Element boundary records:
-----

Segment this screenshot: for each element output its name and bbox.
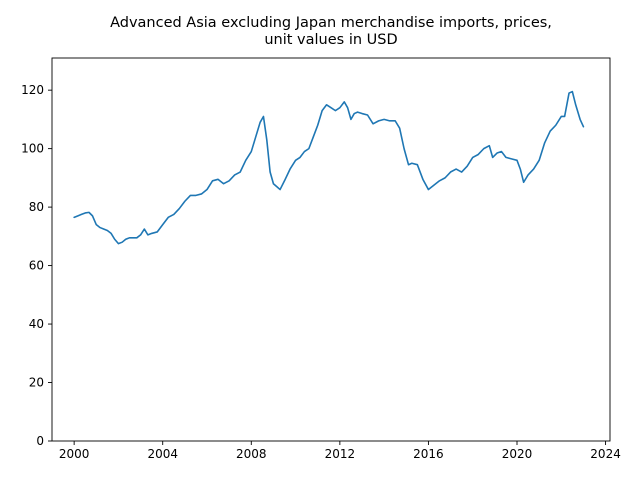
x-tick-label: 2004 xyxy=(147,447,178,461)
chart-title: Advanced Asia excluding Japan merchandis… xyxy=(110,15,552,48)
y-tick-label: 60 xyxy=(29,259,44,273)
y-tick-label: 0 xyxy=(36,434,44,448)
series-line-0 xyxy=(73,90,585,245)
y-tick-label: 80 xyxy=(29,200,44,214)
x-axis: 2000 2004 2008 2012 2016 2020 2024 xyxy=(59,441,621,461)
x-tick-label: 2012 xyxy=(325,447,356,461)
x-tick-label: 2008 xyxy=(236,447,267,461)
chart-title-line-1: Advanced Asia excluding Japan merchandis… xyxy=(110,15,552,31)
y-tick-label: 20 xyxy=(29,376,44,390)
y-tick-label: 40 xyxy=(29,317,44,331)
y-tick-label: 100 xyxy=(21,142,44,156)
x-tick-label: 2000 xyxy=(59,447,90,461)
chart-title-line-2: unit values in USD xyxy=(264,32,397,48)
plot-area xyxy=(51,57,611,442)
x-tick-label: 2016 xyxy=(413,447,444,461)
x-tick-label: 2020 xyxy=(502,447,533,461)
x-tick-label: 2024 xyxy=(590,447,621,461)
y-axis: 0 20 40 60 80 100 120 xyxy=(21,83,52,448)
y-tick-label: 120 xyxy=(21,83,44,97)
plot-frame xyxy=(51,57,611,442)
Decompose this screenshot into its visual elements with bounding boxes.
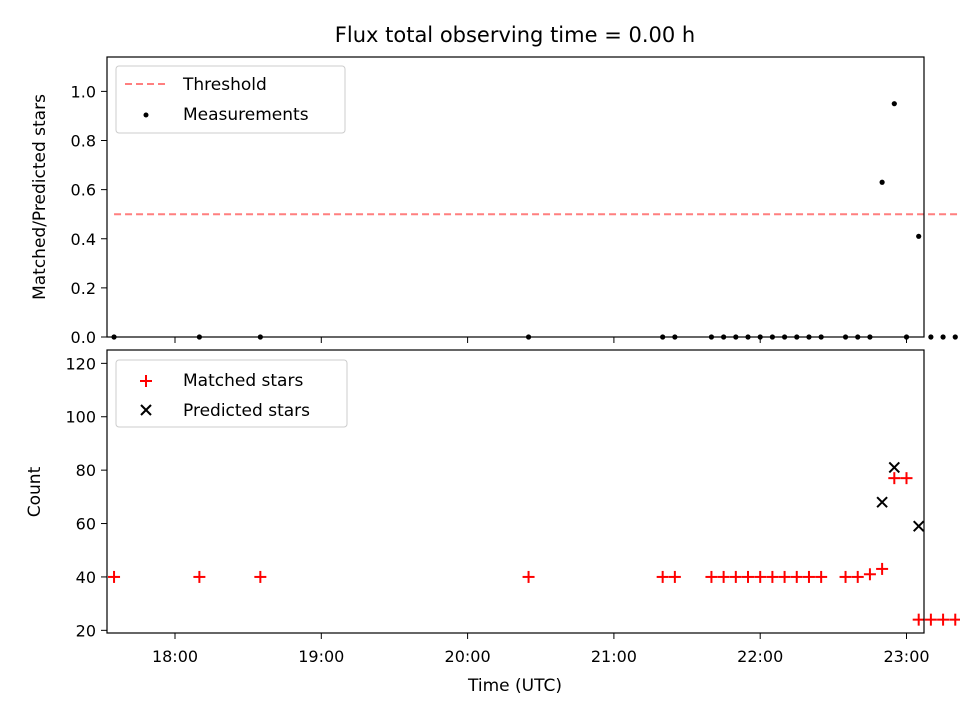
- matched-star-point: [851, 570, 864, 583]
- matched-star-point: [888, 472, 901, 485]
- matched-star-point: [254, 570, 267, 583]
- matched-star-point: [912, 613, 925, 626]
- top-legend-box: [115, 65, 346, 134]
- bottom-y-axis-label: Count: [25, 466, 45, 517]
- matched-star-point: [193, 570, 206, 583]
- matched-star-point: [949, 613, 960, 626]
- matched-star-point: [900, 472, 913, 485]
- matched-star-point: [705, 570, 718, 583]
- bottom-y-tick-label: 120: [65, 354, 96, 373]
- top-y-tick-label: 0.6: [71, 181, 96, 200]
- bottom-legend: Matched stars Predicted stars: [115, 359, 348, 428]
- predicted-star-point: [912, 520, 925, 532]
- matched-star-point: [108, 570, 121, 583]
- bottom-y-tick-label: 20: [76, 621, 96, 640]
- matched-legend-swatch: [140, 375, 152, 387]
- bottom-plot-area: 20 40 60 80 100 120 18:00 19:00 20:00 21:00 22:00 2…: [65, 354, 960, 666]
- predicted-legend-swatch: [140, 404, 152, 416]
- measurement-point: [891, 101, 897, 107]
- matched-star-point: [876, 562, 889, 575]
- predicted-star-stroke-b: [912, 520, 925, 532]
- threshold-legend-label: Threshold: [182, 75, 267, 95]
- x-tick-label: 21:00: [591, 647, 637, 666]
- measurement-point: [940, 334, 946, 340]
- bottom-legend-box: [115, 359, 348, 428]
- matched-star-point: [668, 570, 681, 583]
- matched-star-point: [815, 570, 828, 583]
- x-tick-label: 19:00: [298, 647, 344, 666]
- matched-star-point: [937, 613, 950, 626]
- x-tick-label: 22:00: [737, 647, 783, 666]
- predicted-star-point: [888, 461, 901, 474]
- predicted-star-point: [876, 496, 888, 508]
- bottom-plot-frame: [106, 349, 925, 634]
- x-tick-label: 20:00: [445, 647, 491, 666]
- top-y-tick-label: 0.8: [71, 132, 96, 151]
- matched-star-point: [863, 568, 876, 581]
- measurement-point: [928, 334, 934, 340]
- top-y-axis-label: Matched/Predicted stars: [30, 94, 50, 300]
- matched-star-point: [790, 570, 803, 583]
- matched-star-point: [742, 570, 755, 583]
- measurements-legend-swatch: [143, 112, 149, 118]
- predicted-star-stroke-b: [876, 496, 888, 508]
- predicted-star-stroke-b: [888, 461, 901, 474]
- matched-star-point: [729, 570, 742, 583]
- matched-star-point: [522, 570, 535, 583]
- measurement-point: [916, 233, 922, 239]
- x-tick-label: 23:00: [883, 647, 929, 666]
- matched-star-point: [839, 570, 852, 583]
- matched-legend-label: Matched stars: [183, 371, 303, 391]
- top-y-tick-label: 0.4: [71, 230, 96, 249]
- top-y-tick-label: 1.0: [71, 82, 96, 101]
- bottom-y-tick-label: 40: [76, 568, 96, 587]
- x-axis-label: Time (UTC): [467, 676, 562, 696]
- top-plot-area: 0.0 0.2 0.4 0.6 0.8 1.0: [71, 82, 960, 347]
- top-y-tick-label: 0.2: [71, 279, 96, 298]
- top-plot-frame: [106, 56, 925, 338]
- matched-star-point: [656, 570, 669, 583]
- measurement-point: [952, 334, 958, 340]
- top-chart-title: Flux total observing time = 0.00 h: [335, 23, 695, 47]
- bottom-y-tick-label: 60: [76, 515, 96, 534]
- measurements-legend-label: Measurements: [183, 105, 309, 125]
- matched-star-point: [924, 613, 937, 626]
- matched-star-point: [766, 570, 779, 583]
- measurement-point: [879, 179, 885, 185]
- matched-star-point: [778, 570, 791, 583]
- bottom-y-tick-label: 100: [65, 408, 96, 427]
- predicted-legend-label: Predicted stars: [183, 401, 310, 421]
- top-y-tick-label: 0.0: [71, 328, 96, 347]
- bottom-y-tick-label: 80: [76, 461, 96, 480]
- x-tick-label: 18:00: [152, 647, 198, 666]
- matched-star-point: [754, 570, 767, 583]
- matched-star-point: [717, 570, 730, 583]
- top-legend: Threshold Measurements: [115, 65, 346, 134]
- matched-star-point: [802, 570, 815, 583]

-----

[Instructions to follow] Reproduce the entire listing above word for word, omitting the pictures.

[Answer below]
Segment this screenshot: for each element output its name and bbox.
x-tick-label: 2004 xyxy=(147,447,178,461)
chart-title: Advanced Asia excluding Japan merchandis… xyxy=(110,15,552,48)
y-tick-label: 60 xyxy=(29,259,44,273)
y-tick-label: 0 xyxy=(36,434,44,448)
series-line-0 xyxy=(73,90,585,245)
y-tick-label: 80 xyxy=(29,200,44,214)
x-axis: 2000 2004 2008 2012 2016 2020 2024 xyxy=(59,441,621,461)
x-tick-label: 2012 xyxy=(325,447,356,461)
x-tick-label: 2008 xyxy=(236,447,267,461)
chart-title-line-1: Advanced Asia excluding Japan merchandis… xyxy=(110,15,552,31)
y-tick-label: 20 xyxy=(29,376,44,390)
y-tick-label: 40 xyxy=(29,317,44,331)
y-tick-label: 100 xyxy=(21,142,44,156)
x-tick-label: 2000 xyxy=(59,447,90,461)
chart-title-line-2: unit values in USD xyxy=(264,32,397,48)
plot-area xyxy=(51,57,611,442)
x-tick-label: 2016 xyxy=(413,447,444,461)
x-tick-label: 2020 xyxy=(502,447,533,461)
x-tick-label: 2024 xyxy=(590,447,621,461)
y-axis: 0 20 40 60 80 100 120 xyxy=(21,83,52,448)
y-tick-label: 120 xyxy=(21,83,44,97)
plot-frame xyxy=(51,57,611,442)
Decompose this screenshot into its visual elements with bounding boxes.
- matched-star-point: [851, 570, 864, 583]
- matched-star-point: [888, 472, 901, 485]
- matched-star-point: [254, 570, 267, 583]
- matched-star-point: [912, 613, 925, 626]
- top-legend-box: [115, 65, 346, 134]
- bottom-y-axis-label: Count: [25, 466, 45, 517]
- matched-star-point: [193, 570, 206, 583]
- matched-star-point: [949, 613, 960, 626]
- matched-star-point: [900, 472, 913, 485]
- matched-star-point: [705, 570, 718, 583]
- bottom-y-tick-label: 120: [65, 354, 96, 373]
- top-y-tick-label: 0.6: [71, 181, 96, 200]
- bottom-legend: Matched stars Predicted stars: [115, 359, 348, 428]
- predicted-star-point: [912, 520, 925, 532]
- matched-star-point: [108, 570, 121, 583]
- bottom-y-tick-label: 20: [76, 621, 96, 640]
- matched-legend-swatch: [140, 375, 152, 387]
- bottom-plot-area: 20 40 60 80 100 120 18:00 19:00 20:00 21:00 22:00 2…: [65, 354, 960, 666]
- predicted-legend-swatch: [140, 404, 152, 416]
- measurement-point: [891, 101, 897, 107]
- matched-star-point: [876, 562, 889, 575]
- predicted-star-stroke-b: [912, 520, 925, 532]
- threshold-legend-label: Threshold: [182, 75, 267, 95]
- x-tick-label: 21:00: [591, 647, 637, 666]
- measurement-point: [940, 334, 946, 340]
- bottom-legend-box: [115, 359, 348, 428]
- matched-star-point: [668, 570, 681, 583]
- matched-star-point: [815, 570, 828, 583]
- x-tick-label: 19:00: [298, 647, 344, 666]
- matched-star-point: [937, 613, 950, 626]
- x-tick-label: 22:00: [737, 647, 783, 666]
- predicted-star-point: [888, 461, 901, 474]
- predicted-star-point: [876, 496, 888, 508]
- bottom-plot-frame: [106, 349, 925, 634]
- x-tick-label: 20:00: [445, 647, 491, 666]
- top-y-tick-label: 0.8: [71, 132, 96, 151]
- matched-star-point: [863, 568, 876, 581]
- measurement-point: [928, 334, 934, 340]
- top-y-axis-label: Matched/Predicted stars: [30, 94, 50, 300]
- matched-star-point: [790, 570, 803, 583]
- matched-star-point: [742, 570, 755, 583]
- measurements-legend-swatch: [143, 112, 149, 118]
- predicted-star-stroke-b: [876, 496, 888, 508]
- predicted-star-stroke-b: [888, 461, 901, 474]
- matched-star-point: [729, 570, 742, 583]
- matched-star-point: [522, 570, 535, 583]
- measurement-point: [916, 233, 922, 239]
- x-tick-label: 23:00: [883, 647, 929, 666]
- matched-star-point: [839, 570, 852, 583]
- matched-legend-label: Matched stars: [183, 371, 303, 391]
- top-y-tick-label: 0.4: [71, 230, 96, 249]
- top-y-tick-label: 1.0: [71, 82, 96, 101]
- bottom-y-tick-label: 40: [76, 568, 96, 587]
- x-axis-label: Time (UTC): [467, 676, 562, 696]
- top-plot-area: 0.0 0.2 0.4 0.6 0.8 1.0: [71, 82, 960, 347]
- top-y-tick-label: 0.2: [71, 279, 96, 298]
- top-plot-frame: [106, 56, 925, 338]
- matched-star-point: [656, 570, 669, 583]
- measurement-point: [952, 334, 958, 340]
- top-chart-title: Flux total observing time = 0.00 h: [335, 23, 695, 47]
- bottom-y-tick-label: 60: [76, 515, 96, 534]
- measurements-legend-label: Measurements: [183, 105, 309, 125]
- matched-star-point: [924, 613, 937, 626]
- matched-star-point: [766, 570, 779, 583]
- measurement-point: [879, 179, 885, 185]
- matched-star-point: [778, 570, 791, 583]
- bottom-y-tick-label: 100: [65, 408, 96, 427]
- predicted-legend-label: Predicted stars: [183, 401, 310, 421]
- top-y-tick-label: 0.0: [71, 328, 96, 347]
- bottom-y-tick-label: 80: [76, 461, 96, 480]
- x-tick-label: 18:00: [152, 647, 198, 666]
- matched-star-point: [754, 570, 767, 583]
- matched-star-point: [717, 570, 730, 583]
- top-legend: Threshold Measurements: [115, 65, 346, 134]
- matched-star-point: [802, 570, 815, 583]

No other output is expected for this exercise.